• _RECORDS FOR THE TASK_:
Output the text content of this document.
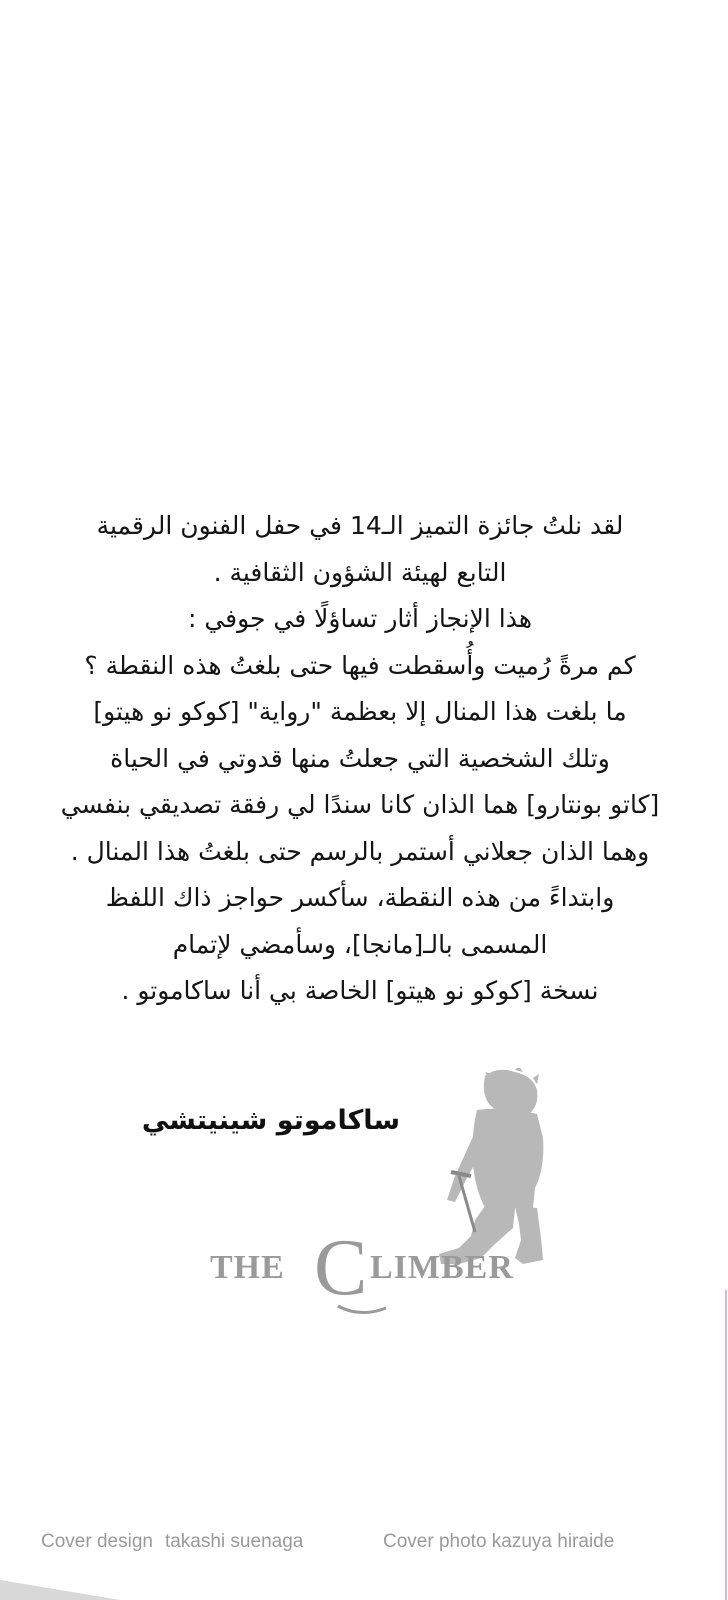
لقد نلتُ جائزة التميز الـ14 في حفل الفنون الرقمية
التابع لهيئة الشؤون الثقافية .
هذا الإنجاز أثار تساؤلًا في جوفي :
كم مرةً رُميت وأُسقطت فيها حتى بلغتُ هذه النقطة ؟
ما بلغت هذا المنال إلا بعظمة "رواية" [كوكو نو هيتو]
وتلك الشخصية التي جعلتُ منها قدوتي في الحياة
[كاتو بونتارو] هما الذان كانا سندًا لي رفقة تصديقي بنفسي
وهما الذان جعلاني أستمر بالرسم حتى بلغتُ هذا المنال .
وابتداءً من هذه النقطة، سأكسر حواجز ذاك اللفظ
المسمى بالـ[مانجا]، وسأمضي لإتمام
نسخة [كوكو نو هيتو] الخاصة بي أنا ساكاموتو .
ساكاموتو شينيتشي
THE C LIMBER
Cover design takashi suenaga	Cover photo kazuya hiraide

• _GIVEN TASK_: Copy every line of the records above that holds the word "النقطة".

• _ANSWER TO THIS TASK_:
كم مرةً رُميت وأُسقطت فيها حتى بلغتُ هذه النقطة ؟
وابتداءً من هذه النقطة، سأكسر حواجز ذاك اللفظ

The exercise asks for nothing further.